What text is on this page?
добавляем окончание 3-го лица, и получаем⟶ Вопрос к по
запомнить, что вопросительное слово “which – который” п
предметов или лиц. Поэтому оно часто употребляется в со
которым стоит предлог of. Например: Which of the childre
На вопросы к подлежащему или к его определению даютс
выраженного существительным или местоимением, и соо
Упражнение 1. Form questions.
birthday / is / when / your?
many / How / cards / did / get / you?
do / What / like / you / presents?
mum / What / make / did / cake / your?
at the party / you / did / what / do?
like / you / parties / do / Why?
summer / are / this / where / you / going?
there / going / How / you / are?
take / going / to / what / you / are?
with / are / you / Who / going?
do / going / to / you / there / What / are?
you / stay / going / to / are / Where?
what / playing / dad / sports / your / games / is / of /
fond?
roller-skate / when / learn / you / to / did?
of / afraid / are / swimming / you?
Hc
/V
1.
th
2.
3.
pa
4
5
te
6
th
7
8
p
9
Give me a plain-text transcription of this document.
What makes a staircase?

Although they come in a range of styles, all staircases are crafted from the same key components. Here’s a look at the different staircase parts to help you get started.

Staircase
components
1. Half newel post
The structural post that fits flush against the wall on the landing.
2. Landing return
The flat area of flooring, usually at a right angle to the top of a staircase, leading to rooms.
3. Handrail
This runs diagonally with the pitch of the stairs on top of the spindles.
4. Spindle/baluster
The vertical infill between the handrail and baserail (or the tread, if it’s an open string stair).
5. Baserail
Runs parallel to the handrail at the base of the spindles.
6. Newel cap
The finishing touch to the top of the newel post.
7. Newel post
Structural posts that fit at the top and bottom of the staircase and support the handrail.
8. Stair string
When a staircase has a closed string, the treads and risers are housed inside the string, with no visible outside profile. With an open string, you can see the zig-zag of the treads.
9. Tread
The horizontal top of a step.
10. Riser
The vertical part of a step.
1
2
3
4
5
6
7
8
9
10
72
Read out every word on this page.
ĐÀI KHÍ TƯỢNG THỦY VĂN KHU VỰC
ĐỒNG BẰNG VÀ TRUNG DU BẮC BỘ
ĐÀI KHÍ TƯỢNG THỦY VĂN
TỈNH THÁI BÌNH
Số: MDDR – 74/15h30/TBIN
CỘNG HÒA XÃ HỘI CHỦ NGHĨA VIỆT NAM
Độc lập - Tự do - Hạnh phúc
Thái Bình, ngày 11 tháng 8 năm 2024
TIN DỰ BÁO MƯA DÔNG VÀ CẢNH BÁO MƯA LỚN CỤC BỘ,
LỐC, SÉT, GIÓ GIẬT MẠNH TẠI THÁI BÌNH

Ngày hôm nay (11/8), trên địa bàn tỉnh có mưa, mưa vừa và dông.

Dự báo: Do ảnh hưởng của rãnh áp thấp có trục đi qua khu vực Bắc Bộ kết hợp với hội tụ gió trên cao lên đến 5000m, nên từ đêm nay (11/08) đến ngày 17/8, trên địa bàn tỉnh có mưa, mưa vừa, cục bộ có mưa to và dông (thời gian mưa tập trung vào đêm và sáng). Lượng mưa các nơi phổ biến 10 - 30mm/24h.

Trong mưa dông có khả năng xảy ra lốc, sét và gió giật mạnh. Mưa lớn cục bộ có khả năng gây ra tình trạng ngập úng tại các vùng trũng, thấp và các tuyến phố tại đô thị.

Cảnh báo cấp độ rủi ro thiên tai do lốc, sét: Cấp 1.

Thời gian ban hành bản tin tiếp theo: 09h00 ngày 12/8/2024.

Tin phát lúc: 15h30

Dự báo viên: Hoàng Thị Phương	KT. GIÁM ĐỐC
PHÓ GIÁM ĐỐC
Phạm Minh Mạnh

********************

• _Given request_
Go through the records above and set each one down exactly, please.

• _Answer to this task_
What text is on this page?
добавляем окончание 3-го лица, и получаем⟶ Вопрос к по
запомнить, что вопросительное слово “which – который” п
предметов или лиц. Поэтому оно часто употребляется в со
которым стоит предлог of. Например: Which of the childre
На вопросы к подлежащему или к его определению даютс
выраженного существительным или местоимением, и соо
Упражнение 1. Form questions.
birthday / is / when / your?
many / How / cards / did / get / you?
do / What / like / you / presents?
mum / What / make / did / cake / your?
at the party / you / did / what / do?
like / you / parties / do / Why?
summer / are / this / where / you / going?
there / going / How / you / are?
take / going / to / what / you / are?
with / are / you / Who / going?
do / going / to / you / there / What / are?
you / stay / going / to / are / Where?
what / playing / dad / sports / your / games / is / of /
fond?
roller-skate / when / learn / you / to / did?
of / afraid / are / swimming / you?
Hc
/V
1.
th
2.
3.
pa
4
5
te
6
th
7
8
p
9
Give me a plain-text transcription of this document.
What makes a staircase?

Although they come in a range of styles, all staircases are crafted from the same key components. Here’s a look at the different staircase parts to help you get started.

Staircase
components
1. Half newel post
The structural post that fits flush against the wall on the landing.
2. Landing return
The flat area of flooring, usually at a right angle to the top of a staircase, leading to rooms.
3. Handrail
This runs diagonally with the pitch of the stairs on top of the spindles.
4. Spindle/baluster
The vertical infill between the handrail and baserail (or the tread, if it’s an open string stair).
5. Baserail
Runs parallel to the handrail at the base of the spindles.
6. Newel cap
The finishing touch to the top of the newel post.
7. Newel post
Structural posts that fit at the top and bottom of the staircase and support the handrail.
8. Stair string
When a staircase has a closed string, the treads and risers are housed inside the string, with no visible outside profile. With an open string, you can see the zig-zag of the treads.
9. Tread
The horizontal top of a step.
10. Riser
The vertical part of a step.
1
2
3
4
5
6
7
8
9
10
72
Read out every word on this page.
ĐÀI KHÍ TƯỢNG THỦY VĂN KHU VỰC
ĐỒNG BẰNG VÀ TRUNG DU BẮC BỘ
ĐÀI KHÍ TƯỢNG THỦY VĂN
TỈNH THÁI BÌNH
Số: MDDR – 74/15h30/TBIN
CỘNG HÒA XÃ HỘI CHỦ NGHĨA VIỆT NAM
Độc lập - Tự do - Hạnh phúc
Thái Bình, ngày 11 tháng 8 năm 2024
TIN DỰ BÁO MƯA DÔNG VÀ CẢNH BÁO MƯA LỚN CỤC BỘ,
LỐC, SÉT, GIÓ GIẬT MẠNH TẠI THÁI BÌNH

Ngày hôm nay (11/8), trên địa bàn tỉnh có mưa, mưa vừa và dông.

Dự báo: Do ảnh hưởng của rãnh áp thấp có trục đi qua khu vực Bắc Bộ kết hợp với hội tụ gió trên cao lên đến 5000m, nên từ đêm nay (11/08) đến ngày 17/8, trên địa bàn tỉnh có mưa, mưa vừa, cục bộ có mưa to và dông (thời gian mưa tập trung vào đêm và sáng). Lượng mưa các nơi phổ biến 10 - 30mm/24h.

Trong mưa dông có khả năng xảy ra lốc, sét và gió giật mạnh. Mưa lớn cục bộ có khả năng gây ra tình trạng ngập úng tại các vùng trũng, thấp và các tuyến phố tại đô thị.

Cảnh báo cấp độ rủi ro thiên tai do lốc, sét: Cấp 1.

Thời gian ban hành bản tin tiếp theo: 09h00 ngày 12/8/2024.

Tin phát lúc: 15h30

Dự báo viên: Hoàng Thị Phương	KT. GIÁM ĐỐC
PHÓ GIÁM ĐỐC
Phạm Minh Mạnh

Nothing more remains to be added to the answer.